(Recorded data)
□ □ □

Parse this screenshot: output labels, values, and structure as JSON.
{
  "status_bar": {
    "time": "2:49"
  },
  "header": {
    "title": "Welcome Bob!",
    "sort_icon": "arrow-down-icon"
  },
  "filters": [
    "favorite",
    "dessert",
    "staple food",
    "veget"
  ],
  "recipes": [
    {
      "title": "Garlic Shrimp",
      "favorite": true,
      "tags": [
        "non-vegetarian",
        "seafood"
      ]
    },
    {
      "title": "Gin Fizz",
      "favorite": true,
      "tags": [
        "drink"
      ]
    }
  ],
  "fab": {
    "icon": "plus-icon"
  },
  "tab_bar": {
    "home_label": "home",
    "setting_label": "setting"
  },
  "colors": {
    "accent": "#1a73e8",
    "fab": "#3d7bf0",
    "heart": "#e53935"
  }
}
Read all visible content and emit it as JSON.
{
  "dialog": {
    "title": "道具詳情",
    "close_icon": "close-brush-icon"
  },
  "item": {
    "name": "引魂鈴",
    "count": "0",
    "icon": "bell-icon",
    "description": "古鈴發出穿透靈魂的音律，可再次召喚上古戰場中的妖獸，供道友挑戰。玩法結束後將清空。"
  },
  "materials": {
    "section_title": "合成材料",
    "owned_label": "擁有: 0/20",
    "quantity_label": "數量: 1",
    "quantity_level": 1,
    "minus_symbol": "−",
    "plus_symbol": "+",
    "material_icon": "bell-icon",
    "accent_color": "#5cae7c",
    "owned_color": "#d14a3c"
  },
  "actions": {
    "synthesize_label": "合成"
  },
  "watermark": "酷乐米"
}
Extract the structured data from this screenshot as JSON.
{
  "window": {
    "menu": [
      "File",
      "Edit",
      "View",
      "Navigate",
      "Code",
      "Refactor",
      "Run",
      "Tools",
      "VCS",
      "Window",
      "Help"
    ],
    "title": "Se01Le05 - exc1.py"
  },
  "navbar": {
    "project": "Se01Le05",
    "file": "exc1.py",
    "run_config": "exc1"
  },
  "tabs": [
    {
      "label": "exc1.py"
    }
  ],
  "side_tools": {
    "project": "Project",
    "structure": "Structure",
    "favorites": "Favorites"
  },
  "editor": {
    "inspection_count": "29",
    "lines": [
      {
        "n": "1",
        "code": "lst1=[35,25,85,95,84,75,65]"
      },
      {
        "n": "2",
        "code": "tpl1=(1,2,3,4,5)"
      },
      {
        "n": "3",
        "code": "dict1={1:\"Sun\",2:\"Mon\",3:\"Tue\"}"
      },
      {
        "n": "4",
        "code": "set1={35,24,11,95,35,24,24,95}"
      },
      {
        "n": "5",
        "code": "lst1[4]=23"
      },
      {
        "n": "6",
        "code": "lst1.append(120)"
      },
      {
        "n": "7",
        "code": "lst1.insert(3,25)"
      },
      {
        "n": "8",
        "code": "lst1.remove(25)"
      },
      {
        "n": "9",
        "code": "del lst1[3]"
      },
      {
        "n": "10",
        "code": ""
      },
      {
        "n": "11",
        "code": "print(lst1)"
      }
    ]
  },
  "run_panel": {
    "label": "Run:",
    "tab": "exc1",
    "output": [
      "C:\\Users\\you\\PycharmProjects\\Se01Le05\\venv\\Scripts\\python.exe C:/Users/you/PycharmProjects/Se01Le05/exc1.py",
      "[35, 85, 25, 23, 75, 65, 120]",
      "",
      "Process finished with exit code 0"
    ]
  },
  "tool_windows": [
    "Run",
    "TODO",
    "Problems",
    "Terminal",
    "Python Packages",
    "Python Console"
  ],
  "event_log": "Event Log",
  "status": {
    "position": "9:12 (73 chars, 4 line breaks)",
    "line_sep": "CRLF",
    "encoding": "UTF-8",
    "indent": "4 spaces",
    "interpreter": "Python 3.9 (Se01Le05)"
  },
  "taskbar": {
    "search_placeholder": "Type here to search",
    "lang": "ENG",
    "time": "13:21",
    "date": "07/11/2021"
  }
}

□ □ □

What this task involves: Check each line above for the word "icon" and copy the ones that have it.

Reply to the exercise:
    "sort_icon": "arrow-down-icon"
    "icon": "plus-icon"
    "close_icon": "close-brush-icon"
    "icon": "bell-icon",
    "material_icon": "bell-icon",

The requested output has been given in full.